■ **What is required**:
Print out each entry below exactly, please.

----------

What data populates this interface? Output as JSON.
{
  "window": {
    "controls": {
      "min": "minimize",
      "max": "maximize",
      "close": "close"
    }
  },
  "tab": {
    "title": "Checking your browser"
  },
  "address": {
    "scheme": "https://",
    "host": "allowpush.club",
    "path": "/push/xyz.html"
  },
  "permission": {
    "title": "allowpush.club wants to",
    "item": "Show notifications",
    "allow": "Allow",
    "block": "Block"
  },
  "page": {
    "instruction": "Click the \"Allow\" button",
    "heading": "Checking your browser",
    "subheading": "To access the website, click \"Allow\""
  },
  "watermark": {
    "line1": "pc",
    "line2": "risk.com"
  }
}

----------

■ **Solution to the problem**:
What data populates this interface? Output as JSON.
{
  "window": {
    "controls": {
      "min": "minimize",
      "max": "maximize",
      "close": "close"
    }
  },
  "tab": {
    "title": "Checking your browser"
  },
  "address": {
    "scheme": "https://",
    "host": "allowpush.club",
    "path": "/push/xyz.html"
  },
  "permission": {
    "title": "allowpush.club wants to",
    "item": "Show notifications",
    "allow": "Allow",
    "block": "Block"
  },
  "page": {
    "instruction": "Click the \"Allow\" button",
    "heading": "Checking your browser",
    "subheading": "To access the website, click \"Allow\""
  },
  "watermark": {
    "line1": "pc",
    "line2": "risk.com"
  }
}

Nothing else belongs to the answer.